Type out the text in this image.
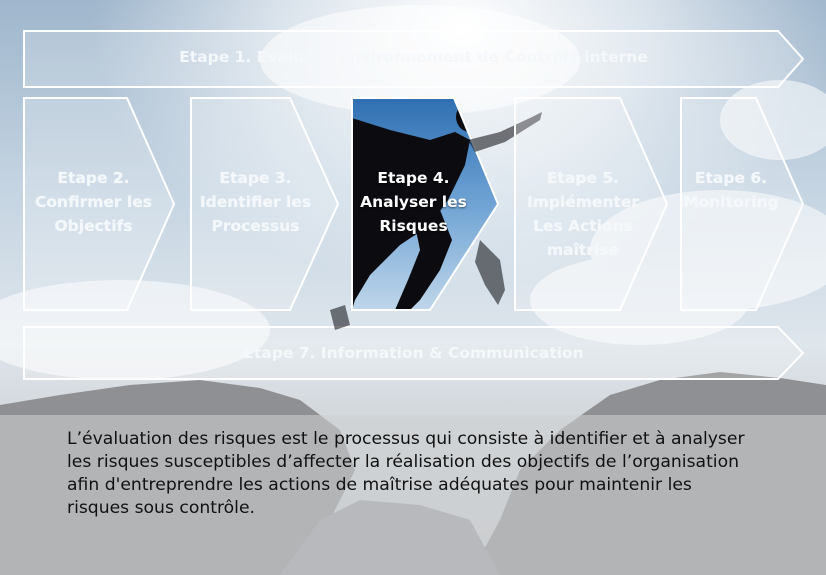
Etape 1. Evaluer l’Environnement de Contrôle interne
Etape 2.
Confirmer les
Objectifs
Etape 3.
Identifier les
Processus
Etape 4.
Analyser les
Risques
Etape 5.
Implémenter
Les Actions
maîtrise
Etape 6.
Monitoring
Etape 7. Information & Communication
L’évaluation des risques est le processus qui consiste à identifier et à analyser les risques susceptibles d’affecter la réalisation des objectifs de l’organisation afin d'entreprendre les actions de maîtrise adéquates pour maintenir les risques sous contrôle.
#####
- Work required
Send back the data above word for word, with the pictures left out.

- Answer to the exercise
Type out the text in this image.
Etape 1. Evaluer l’Environnement de Contrôle interne
Etape 2.
Confirmer les
Objectifs
Etape 3.
Identifier les
Processus
Etape 4.
Analyser les
Risques
Etape 5.
Implémenter
Les Actions
maîtrise
Etape 6.
Monitoring
Etape 7. Information & Communication
L’évaluation des risques est le processus qui consiste à identifier et à analyser les risques susceptibles d’affecter la réalisation des objectifs de l’organisation afin d'entreprendre les actions de maîtrise adéquates pour maintenir les risques sous contrôle.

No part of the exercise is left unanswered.